**Your task:**
Can you print every record below exactly as written?

**Data to use:**
▶

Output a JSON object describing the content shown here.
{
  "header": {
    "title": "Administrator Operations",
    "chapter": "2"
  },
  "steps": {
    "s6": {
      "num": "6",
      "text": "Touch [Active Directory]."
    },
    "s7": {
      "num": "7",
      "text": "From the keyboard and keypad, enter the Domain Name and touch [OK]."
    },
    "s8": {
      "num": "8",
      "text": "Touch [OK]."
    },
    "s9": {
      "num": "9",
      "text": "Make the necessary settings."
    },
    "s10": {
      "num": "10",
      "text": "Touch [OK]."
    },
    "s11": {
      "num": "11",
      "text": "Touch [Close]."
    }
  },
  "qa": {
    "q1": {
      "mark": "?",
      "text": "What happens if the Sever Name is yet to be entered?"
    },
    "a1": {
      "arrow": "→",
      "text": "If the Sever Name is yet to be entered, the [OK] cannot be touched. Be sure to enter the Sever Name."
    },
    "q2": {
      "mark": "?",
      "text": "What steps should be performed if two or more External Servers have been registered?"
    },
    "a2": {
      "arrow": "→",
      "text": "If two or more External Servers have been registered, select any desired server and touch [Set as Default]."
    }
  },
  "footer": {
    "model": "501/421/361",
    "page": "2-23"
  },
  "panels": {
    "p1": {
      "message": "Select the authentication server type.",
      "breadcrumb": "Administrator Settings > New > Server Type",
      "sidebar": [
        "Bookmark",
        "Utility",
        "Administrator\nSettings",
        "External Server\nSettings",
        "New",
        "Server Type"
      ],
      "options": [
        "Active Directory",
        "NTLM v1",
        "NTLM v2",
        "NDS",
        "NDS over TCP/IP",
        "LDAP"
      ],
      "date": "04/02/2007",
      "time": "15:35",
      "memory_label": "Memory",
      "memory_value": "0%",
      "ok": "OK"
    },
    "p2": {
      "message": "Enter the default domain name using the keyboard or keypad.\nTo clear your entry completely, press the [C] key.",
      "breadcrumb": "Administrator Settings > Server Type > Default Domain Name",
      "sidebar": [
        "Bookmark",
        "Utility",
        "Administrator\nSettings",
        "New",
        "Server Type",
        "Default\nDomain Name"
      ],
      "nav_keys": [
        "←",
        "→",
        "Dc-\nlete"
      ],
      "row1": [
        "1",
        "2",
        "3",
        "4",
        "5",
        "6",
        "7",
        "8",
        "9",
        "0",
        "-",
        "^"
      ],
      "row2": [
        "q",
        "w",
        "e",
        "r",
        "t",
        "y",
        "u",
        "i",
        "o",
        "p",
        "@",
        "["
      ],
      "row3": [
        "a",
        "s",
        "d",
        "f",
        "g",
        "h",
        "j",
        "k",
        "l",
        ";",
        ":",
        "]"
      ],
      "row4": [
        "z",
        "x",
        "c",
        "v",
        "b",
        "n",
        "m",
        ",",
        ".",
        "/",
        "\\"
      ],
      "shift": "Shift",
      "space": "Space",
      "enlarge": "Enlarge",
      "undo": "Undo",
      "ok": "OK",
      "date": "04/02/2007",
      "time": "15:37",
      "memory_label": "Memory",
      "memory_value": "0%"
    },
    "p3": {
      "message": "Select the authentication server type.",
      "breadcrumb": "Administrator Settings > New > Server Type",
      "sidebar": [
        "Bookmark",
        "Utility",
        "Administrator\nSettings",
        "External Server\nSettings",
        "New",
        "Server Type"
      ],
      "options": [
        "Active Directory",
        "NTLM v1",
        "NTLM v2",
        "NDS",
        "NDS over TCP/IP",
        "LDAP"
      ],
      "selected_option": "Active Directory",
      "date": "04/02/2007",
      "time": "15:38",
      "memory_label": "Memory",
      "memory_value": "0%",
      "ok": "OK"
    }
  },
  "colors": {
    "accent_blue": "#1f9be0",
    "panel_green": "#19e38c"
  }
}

◀

**Answer:**
Output a JSON object describing the content shown here.
{
  "header": {
    "title": "Administrator Operations",
    "chapter": "2"
  },
  "steps": {
    "s6": {
      "num": "6",
      "text": "Touch [Active Directory]."
    },
    "s7": {
      "num": "7",
      "text": "From the keyboard and keypad, enter the Domain Name and touch [OK]."
    },
    "s8": {
      "num": "8",
      "text": "Touch [OK]."
    },
    "s9": {
      "num": "9",
      "text": "Make the necessary settings."
    },
    "s10": {
      "num": "10",
      "text": "Touch [OK]."
    },
    "s11": {
      "num": "11",
      "text": "Touch [Close]."
    }
  },
  "qa": {
    "q1": {
      "mark": "?",
      "text": "What happens if the Sever Name is yet to be entered?"
    },
    "a1": {
      "arrow": "→",
      "text": "If the Sever Name is yet to be entered, the [OK] cannot be touched. Be sure to enter the Sever Name."
    },
    "q2": {
      "mark": "?",
      "text": "What steps should be performed if two or more External Servers have been registered?"
    },
    "a2": {
      "arrow": "→",
      "text": "If two or more External Servers have been registered, select any desired server and touch [Set as Default]."
    }
  },
  "footer": {
    "model": "501/421/361",
    "page": "2-23"
  },
  "panels": {
    "p1": {
      "message": "Select the authentication server type.",
      "breadcrumb": "Administrator Settings > New > Server Type",
      "sidebar": [
        "Bookmark",
        "Utility",
        "Administrator\nSettings",
        "External Server\nSettings",
        "New",
        "Server Type"
      ],
      "options": [
        "Active Directory",
        "NTLM v1",
        "NTLM v2",
        "NDS",
        "NDS over TCP/IP",
        "LDAP"
      ],
      "date": "04/02/2007",
      "time": "15:35",
      "memory_label": "Memory",
      "memory_value": "0%",
      "ok": "OK"
    },
    "p2": {
      "message": "Enter the default domain name using the keyboard or keypad.\nTo clear your entry completely, press the [C] key.",
      "breadcrumb": "Administrator Settings > Server Type > Default Domain Name",
      "sidebar": [
        "Bookmark",
        "Utility",
        "Administrator\nSettings",
        "New",
        "Server Type",
        "Default\nDomain Name"
      ],
      "nav_keys": [
        "←",
        "→",
        "Dc-\nlete"
      ],
      "row1": [
        "1",
        "2",
        "3",
        "4",
        "5",
        "6",
        "7",
        "8",
        "9",
        "0",
        "-",
        "^"
      ],
      "row2": [
        "q",
        "w",
        "e",
        "r",
        "t",
        "y",
        "u",
        "i",
        "o",
        "p",
        "@",
        "["
      ],
      "row3": [
        "a",
        "s",
        "d",
        "f",
        "g",
        "h",
        "j",
        "k",
        "l",
        ";",
        ":",
        "]"
      ],
      "row4": [
        "z",
        "x",
        "c",
        "v",
        "b",
        "n",
        "m",
        ",",
        ".",
        "/",
        "\\"
      ],
      "shift": "Shift",
      "space": "Space",
      "enlarge": "Enlarge",
      "undo": "Undo",
      "ok": "OK",
      "date": "04/02/2007",
      "time": "15:37",
      "memory_label": "Memory",
      "memory_value": "0%"
    },
    "p3": {
      "message": "Select the authentication server type.",
      "breadcrumb": "Administrator Settings > New > Server Type",
      "sidebar": [
        "Bookmark",
        "Utility",
        "Administrator\nSettings",
        "External Server\nSettings",
        "New",
        "Server Type"
      ],
      "options": [
        "Active Directory",
        "NTLM v1",
        "NTLM v2",
        "NDS",
        "NDS over TCP/IP",
        "LDAP"
      ],
      "selected_option": "Active Directory",
      "date": "04/02/2007",
      "time": "15:38",
      "memory_label": "Memory",
      "memory_value": "0%",
      "ok": "OK"
    }
  },
  "colors": {
    "accent_blue": "#1f9be0",
    "panel_green": "#19e38c"
  }
}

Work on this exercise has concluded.